Start MATERIAL PROVIDED

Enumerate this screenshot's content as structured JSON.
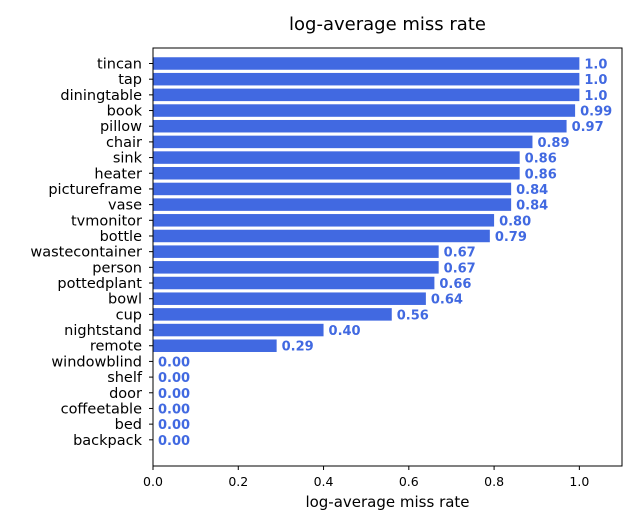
{
  "chart_data": {
    "type": "bar",
    "orientation": "horizontal",
    "title": "log-average miss rate",
    "xlabel": "log-average miss rate",
    "ylabel": "",
    "xlim": [
      0,
      1.1
    ],
    "xticks": [
      "0.0",
      "0.2",
      "0.4",
      "0.6",
      "0.8",
      "1.0"
    ],
    "grid": false,
    "bar_color": "#4169e1",
    "label_color": "#4169e1",
    "categories": [
      "tincan",
      "tap",
      "diningtable",
      "book",
      "pillow",
      "chair",
      "sink",
      "heater",
      "pictureframe",
      "vase",
      "tvmonitor",
      "bottle",
      "wastecontainer",
      "person",
      "pottedplant",
      "bowl",
      "cup",
      "nightstand",
      "remote",
      "windowblind",
      "shelf",
      "door",
      "coffeetable",
      "bed",
      "backpack"
    ],
    "values": [
      1.0,
      1.0,
      1.0,
      0.99,
      0.97,
      0.89,
      0.86,
      0.86,
      0.84,
      0.84,
      0.8,
      0.79,
      0.67,
      0.67,
      0.66,
      0.64,
      0.56,
      0.4,
      0.29,
      0.0,
      0.0,
      0.0,
      0.0,
      0.0,
      0.0
    ],
    "value_labels": [
      "1.0",
      "1.0",
      "1.0",
      "0.99",
      "0.97",
      "0.89",
      "0.86",
      "0.86",
      "0.84",
      "0.84",
      "0.80",
      "0.79",
      "0.67",
      "0.67",
      "0.66",
      "0.64",
      "0.56",
      "0.40",
      "0.29",
      "0.00",
      "0.00",
      "0.00",
      "0.00",
      "0.00",
      "0.00"
    ]
  }
}
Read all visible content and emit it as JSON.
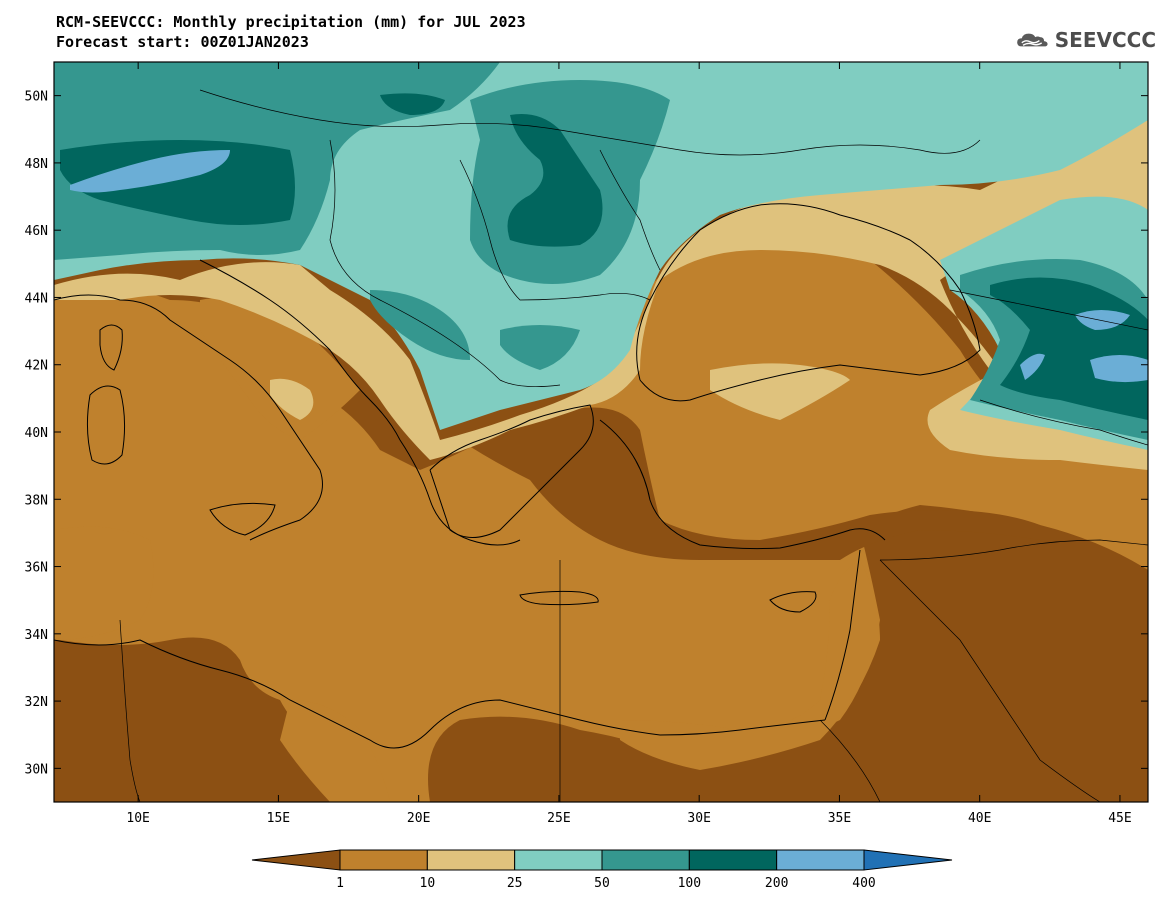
{
  "title": {
    "line1": "RCM-SEEVCCC: Monthly precipitation (mm) for JUL 2023",
    "line2": "Forecast start: 00Z01JAN2023"
  },
  "logo": {
    "text": "SEEVCCC",
    "icon": "cloud-logo-icon"
  },
  "map": {
    "lat_labels": [
      "50N",
      "48N",
      "46N",
      "44N",
      "42N",
      "40N",
      "38N",
      "36N",
      "34N",
      "32N",
      "30N"
    ],
    "lon_labels": [
      "10E",
      "15E",
      "20E",
      "25E",
      "30E",
      "35E",
      "40E",
      "45E"
    ],
    "lon_range": [
      7,
      46
    ],
    "lat_range": [
      29,
      51
    ]
  },
  "colorbar": {
    "labels": [
      "1",
      "10",
      "25",
      "50",
      "100",
      "200",
      "400"
    ],
    "colors": [
      "#8c5013",
      "#bf812d",
      "#dfc27d",
      "#80cdc1",
      "#35978f",
      "#01665e",
      "#6baed6",
      "#2171b5"
    ]
  }
}
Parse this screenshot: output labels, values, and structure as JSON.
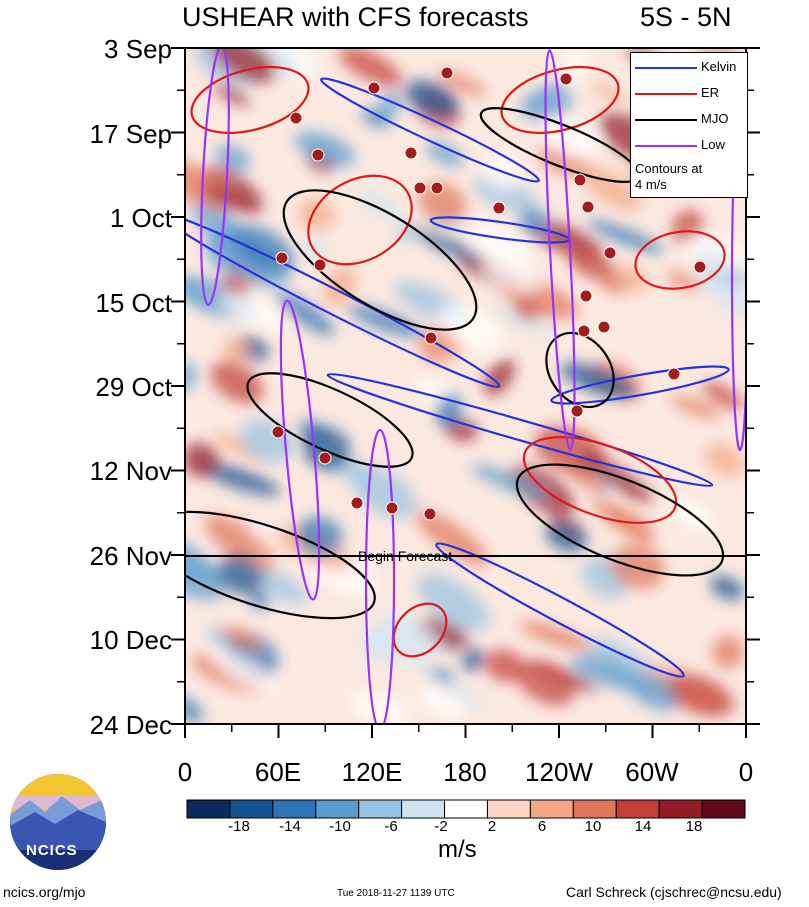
{
  "header": {
    "title": "USHEAR with CFS forecasts",
    "region": "5S - 5N"
  },
  "chart_data": {
    "type": "heatmap",
    "title": "USHEAR with CFS forecasts",
    "subtitle": "5S - 5N",
    "x_tick_labels": [
      "0",
      "60E",
      "120E",
      "180",
      "120W",
      "60W",
      "0"
    ],
    "x_ticks_deg_east": [
      0,
      60,
      120,
      180,
      240,
      300,
      360
    ],
    "y_tick_labels": [
      "3 Sep",
      "17 Sep",
      "1 Oct",
      "15 Oct",
      "29 Oct",
      "12 Nov",
      "26 Nov",
      "10 Dec",
      "24 Dec"
    ],
    "y_range": [
      "3 Sep",
      "24 Dec"
    ],
    "colorbar": {
      "units": "m/s",
      "tick_labels": [
        "-18",
        "-14",
        "-10",
        "-6",
        "-2",
        "2",
        "6",
        "10",
        "14",
        "18"
      ],
      "colors": [
        "#0a2a5c",
        "#15508f",
        "#2d74b5",
        "#5a9ccf",
        "#95c2e2",
        "#cfe4f1",
        "#ffffff",
        "#fbd5c2",
        "#f3a787",
        "#e07559",
        "#c23f38",
        "#941c27",
        "#5e0a1a"
      ]
    },
    "legend": {
      "placement": "top-right",
      "entries": [
        {
          "label": "Kelvin",
          "color": "#2233dd"
        },
        {
          "label": "ER",
          "color": "#e01818"
        },
        {
          "label": "MJO",
          "color": "#000000"
        },
        {
          "label": "Low",
          "color": "#9b30ff"
        }
      ],
      "note": [
        "Contours at",
        "4 m/s"
      ]
    },
    "annotations": [
      "Begin Forecast"
    ],
    "forecast_start": "26 Nov"
  },
  "footer": {
    "site": "ncics.org/mjo",
    "timestamp": "Tue 2018-11-27 1139 UTC",
    "author": "Carl Schreck (cjschrec@ncsu.edu)",
    "logo_text": "NCICS"
  }
}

End MATERIAL PROVIDED

PROBLEM | Transcribe the material exactly, and leave out whatever pictures it holds.

RESPONSE |
Enumerate this screenshot's content as structured JSON.
{
  "chart_data": {
    "type": "bar",
    "orientation": "horizontal",
    "title": "log-average miss rate",
    "xlabel": "log-average miss rate",
    "ylabel": "",
    "xlim": [
      0,
      1.1
    ],
    "xticks": [
      "0.0",
      "0.2",
      "0.4",
      "0.6",
      "0.8",
      "1.0"
    ],
    "grid": false,
    "bar_color": "#4169e1",
    "label_color": "#4169e1",
    "categories": [
      "tincan",
      "tap",
      "diningtable",
      "book",
      "pillow",
      "chair",
      "sink",
      "heater",
      "pictureframe",
      "vase",
      "tvmonitor",
      "bottle",
      "wastecontainer",
      "person",
      "pottedplant",
      "bowl",
      "cup",
      "nightstand",
      "remote",
      "windowblind",
      "shelf",
      "door",
      "coffeetable",
      "bed",
      "backpack"
    ],
    "values": [
      1.0,
      1.0,
      1.0,
      0.99,
      0.97,
      0.89,
      0.86,
      0.86,
      0.84,
      0.84,
      0.8,
      0.79,
      0.67,
      0.67,
      0.66,
      0.64,
      0.56,
      0.4,
      0.29,
      0.0,
      0.0,
      0.0,
      0.0,
      0.0,
      0.0
    ],
    "value_labels": [
      "1.0",
      "1.0",
      "1.0",
      "0.99",
      "0.97",
      "0.89",
      "0.86",
      "0.86",
      "0.84",
      "0.84",
      "0.80",
      "0.79",
      "0.67",
      "0.67",
      "0.66",
      "0.64",
      "0.56",
      "0.40",
      "0.29",
      "0.00",
      "0.00",
      "0.00",
      "0.00",
      "0.00",
      "0.00"
    ]
  }
}
Read all visible content and emit it as JSON.
{
  "title": {
    "line1": "RCM-SEEVCCC: Monthly precipitation (mm) for JUL 2023",
    "line2": "Forecast start: 00Z01JAN2023"
  },
  "logo": {
    "text": "SEEVCCC",
    "icon": "cloud-logo-icon"
  },
  "map": {
    "lat_labels": [
      "50N",
      "48N",
      "46N",
      "44N",
      "42N",
      "40N",
      "38N",
      "36N",
      "34N",
      "32N",
      "30N"
    ],
    "lon_labels": [
      "10E",
      "15E",
      "20E",
      "25E",
      "30E",
      "35E",
      "40E",
      "45E"
    ],
    "lon_range": [
      7,
      46
    ],
    "lat_range": [
      29,
      51
    ]
  },
  "colorbar": {
    "labels": [
      "1",
      "10",
      "25",
      "50",
      "100",
      "200",
      "400"
    ],
    "colors": [
      "#8c5013",
      "#bf812d",
      "#dfc27d",
      "#80cdc1",
      "#35978f",
      "#01665e",
      "#6baed6",
      "#2171b5"
    ]
  }
}
Parse this screenshot: output labels, values, and structure as JSON.
{
  "header": {
    "title": "USHEAR with CFS forecasts",
    "region": "5S - 5N"
  },
  "chart_data": {
    "type": "heatmap",
    "title": "USHEAR with CFS forecasts",
    "subtitle": "5S - 5N",
    "x_tick_labels": [
      "0",
      "60E",
      "120E",
      "180",
      "120W",
      "60W",
      "0"
    ],
    "x_ticks_deg_east": [
      0,
      60,
      120,
      180,
      240,
      300,
      360
    ],
    "y_tick_labels": [
      "3 Sep",
      "17 Sep",
      "1 Oct",
      "15 Oct",
      "29 Oct",
      "12 Nov",
      "26 Nov",
      "10 Dec",
      "24 Dec"
    ],
    "y_range": [
      "3 Sep",
      "24 Dec"
    ],
    "colorbar": {
      "units": "m/s",
      "tick_labels": [
        "-18",
        "-14",
        "-10",
        "-6",
        "-2",
        "2",
        "6",
        "10",
        "14",
        "18"
      ],
      "colors": [
        "#0a2a5c",
        "#15508f",
        "#2d74b5",
        "#5a9ccf",
        "#95c2e2",
        "#cfe4f1",
        "#ffffff",
        "#fbd5c2",
        "#f3a787",
        "#e07559",
        "#c23f38",
        "#941c27",
        "#5e0a1a"
      ]
    },
    "legend": {
      "placement": "top-right",
      "entries": [
        {
          "label": "Kelvin",
          "color": "#2233dd"
        },
        {
          "label": "ER",
          "color": "#e01818"
        },
        {
          "label": "MJO",
          "color": "#000000"
        },
        {
          "label": "Low",
          "color": "#9b30ff"
        }
      ],
      "note": [
        "Contours at",
        "4 m/s"
      ]
    },
    "annotations": [
      "Begin Forecast"
    ],
    "forecast_start": "26 Nov"
  },
  "footer": {
    "site": "ncics.org/mjo",
    "timestamp": "Tue 2018-11-27 1139 UTC",
    "author": "Carl Schreck (cjschrec@ncsu.edu)",
    "logo_text": "NCICS"
  }
}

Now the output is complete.